In the material below, identify each line bearing the word "Propeller". Reproduce those lines.
◇ ◇ ◇ ◇ ◇ ◇ ◇
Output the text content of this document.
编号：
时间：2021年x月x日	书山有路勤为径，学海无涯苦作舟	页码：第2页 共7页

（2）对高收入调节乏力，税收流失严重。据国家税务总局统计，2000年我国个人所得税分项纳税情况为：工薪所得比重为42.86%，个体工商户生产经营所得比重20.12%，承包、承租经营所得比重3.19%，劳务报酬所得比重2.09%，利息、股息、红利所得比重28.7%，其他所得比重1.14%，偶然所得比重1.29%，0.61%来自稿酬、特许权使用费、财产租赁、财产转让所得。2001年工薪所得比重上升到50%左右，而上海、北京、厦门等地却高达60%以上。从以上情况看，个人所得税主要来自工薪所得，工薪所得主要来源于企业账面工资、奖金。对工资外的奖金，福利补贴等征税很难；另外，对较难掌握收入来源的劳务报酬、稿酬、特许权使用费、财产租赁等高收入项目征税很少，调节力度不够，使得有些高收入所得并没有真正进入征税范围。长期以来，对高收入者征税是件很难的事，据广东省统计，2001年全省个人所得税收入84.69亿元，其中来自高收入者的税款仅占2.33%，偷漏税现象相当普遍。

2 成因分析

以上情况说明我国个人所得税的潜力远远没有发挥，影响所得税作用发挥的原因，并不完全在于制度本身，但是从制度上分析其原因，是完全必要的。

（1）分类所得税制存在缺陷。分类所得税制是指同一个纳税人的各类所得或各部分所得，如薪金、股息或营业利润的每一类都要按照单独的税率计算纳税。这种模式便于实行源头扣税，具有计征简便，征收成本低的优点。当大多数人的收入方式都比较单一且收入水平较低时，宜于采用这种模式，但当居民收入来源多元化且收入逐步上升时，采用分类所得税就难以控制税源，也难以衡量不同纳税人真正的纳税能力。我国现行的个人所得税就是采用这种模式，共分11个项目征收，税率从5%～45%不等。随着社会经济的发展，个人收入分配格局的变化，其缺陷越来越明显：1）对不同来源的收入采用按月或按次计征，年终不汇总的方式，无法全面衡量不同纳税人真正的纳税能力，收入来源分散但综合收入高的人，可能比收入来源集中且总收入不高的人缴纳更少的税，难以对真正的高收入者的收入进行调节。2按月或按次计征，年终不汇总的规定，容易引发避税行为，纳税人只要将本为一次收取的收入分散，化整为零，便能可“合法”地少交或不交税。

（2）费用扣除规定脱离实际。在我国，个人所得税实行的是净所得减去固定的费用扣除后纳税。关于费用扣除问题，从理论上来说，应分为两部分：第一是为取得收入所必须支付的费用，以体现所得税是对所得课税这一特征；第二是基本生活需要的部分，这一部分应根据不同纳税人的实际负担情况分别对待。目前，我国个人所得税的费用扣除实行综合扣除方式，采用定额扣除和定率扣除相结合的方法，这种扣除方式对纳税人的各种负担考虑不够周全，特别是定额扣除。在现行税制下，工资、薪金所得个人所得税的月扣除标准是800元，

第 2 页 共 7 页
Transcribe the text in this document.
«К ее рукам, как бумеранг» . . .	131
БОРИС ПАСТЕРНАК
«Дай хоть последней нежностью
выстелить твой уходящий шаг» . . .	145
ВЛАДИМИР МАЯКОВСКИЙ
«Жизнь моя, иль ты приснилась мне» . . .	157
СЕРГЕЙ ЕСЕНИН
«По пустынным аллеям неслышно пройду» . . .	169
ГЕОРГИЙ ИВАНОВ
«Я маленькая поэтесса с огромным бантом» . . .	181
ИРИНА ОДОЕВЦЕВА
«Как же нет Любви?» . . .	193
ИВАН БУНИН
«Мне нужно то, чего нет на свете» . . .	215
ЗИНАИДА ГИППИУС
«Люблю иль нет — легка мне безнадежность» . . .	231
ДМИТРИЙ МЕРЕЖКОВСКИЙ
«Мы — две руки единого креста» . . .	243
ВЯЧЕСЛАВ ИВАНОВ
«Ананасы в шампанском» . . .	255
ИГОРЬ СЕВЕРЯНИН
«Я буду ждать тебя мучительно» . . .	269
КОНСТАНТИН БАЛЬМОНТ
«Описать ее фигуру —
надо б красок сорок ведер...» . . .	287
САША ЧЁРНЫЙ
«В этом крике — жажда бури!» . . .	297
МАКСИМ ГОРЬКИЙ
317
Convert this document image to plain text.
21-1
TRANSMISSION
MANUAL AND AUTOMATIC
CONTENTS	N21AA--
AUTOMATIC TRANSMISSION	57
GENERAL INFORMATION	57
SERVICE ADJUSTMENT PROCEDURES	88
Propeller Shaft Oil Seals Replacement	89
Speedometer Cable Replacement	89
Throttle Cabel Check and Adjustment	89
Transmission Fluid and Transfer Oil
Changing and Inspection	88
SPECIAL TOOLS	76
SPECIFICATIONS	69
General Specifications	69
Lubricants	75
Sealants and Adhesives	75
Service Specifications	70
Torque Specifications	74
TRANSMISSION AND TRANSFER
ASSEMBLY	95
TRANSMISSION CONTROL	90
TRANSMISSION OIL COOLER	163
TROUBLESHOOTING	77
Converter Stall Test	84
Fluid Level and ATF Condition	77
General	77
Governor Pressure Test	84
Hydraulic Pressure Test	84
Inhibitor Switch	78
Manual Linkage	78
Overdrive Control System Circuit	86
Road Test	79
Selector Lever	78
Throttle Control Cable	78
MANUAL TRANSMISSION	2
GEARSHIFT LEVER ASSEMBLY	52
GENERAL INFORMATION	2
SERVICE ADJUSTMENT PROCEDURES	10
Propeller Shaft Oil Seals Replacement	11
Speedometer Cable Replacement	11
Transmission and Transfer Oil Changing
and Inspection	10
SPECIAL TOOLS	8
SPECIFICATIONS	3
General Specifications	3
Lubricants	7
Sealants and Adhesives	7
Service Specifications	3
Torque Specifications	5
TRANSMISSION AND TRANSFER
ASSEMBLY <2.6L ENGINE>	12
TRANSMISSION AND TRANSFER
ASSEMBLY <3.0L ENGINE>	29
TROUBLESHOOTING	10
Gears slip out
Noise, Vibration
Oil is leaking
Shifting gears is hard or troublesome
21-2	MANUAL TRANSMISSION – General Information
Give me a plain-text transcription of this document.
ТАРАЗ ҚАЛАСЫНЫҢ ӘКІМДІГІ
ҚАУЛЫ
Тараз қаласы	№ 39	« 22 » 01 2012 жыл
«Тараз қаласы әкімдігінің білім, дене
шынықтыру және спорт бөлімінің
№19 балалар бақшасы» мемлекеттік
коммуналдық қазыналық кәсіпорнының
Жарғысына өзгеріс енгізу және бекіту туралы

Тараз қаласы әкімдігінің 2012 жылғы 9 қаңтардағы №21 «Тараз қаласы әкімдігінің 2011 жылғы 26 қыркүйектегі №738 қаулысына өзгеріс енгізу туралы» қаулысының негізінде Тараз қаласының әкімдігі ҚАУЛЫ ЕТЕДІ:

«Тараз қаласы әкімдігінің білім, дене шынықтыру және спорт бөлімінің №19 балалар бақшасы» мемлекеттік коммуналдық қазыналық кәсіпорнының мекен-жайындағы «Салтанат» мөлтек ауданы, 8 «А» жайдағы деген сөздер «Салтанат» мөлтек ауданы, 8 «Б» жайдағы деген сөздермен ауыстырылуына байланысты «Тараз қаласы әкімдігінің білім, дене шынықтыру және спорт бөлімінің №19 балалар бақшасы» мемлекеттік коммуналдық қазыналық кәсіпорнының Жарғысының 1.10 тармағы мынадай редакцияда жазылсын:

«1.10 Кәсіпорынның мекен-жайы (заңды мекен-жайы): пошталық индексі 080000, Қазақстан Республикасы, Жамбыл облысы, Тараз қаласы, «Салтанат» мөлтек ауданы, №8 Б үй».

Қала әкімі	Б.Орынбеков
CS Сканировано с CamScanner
◇ ◇ ◇ ◇ ◇ ◇ ◇
**Result of the task**
Propeller Shaft Oil Seals Replacement	89
Propeller Shaft Oil Seals Replacement	11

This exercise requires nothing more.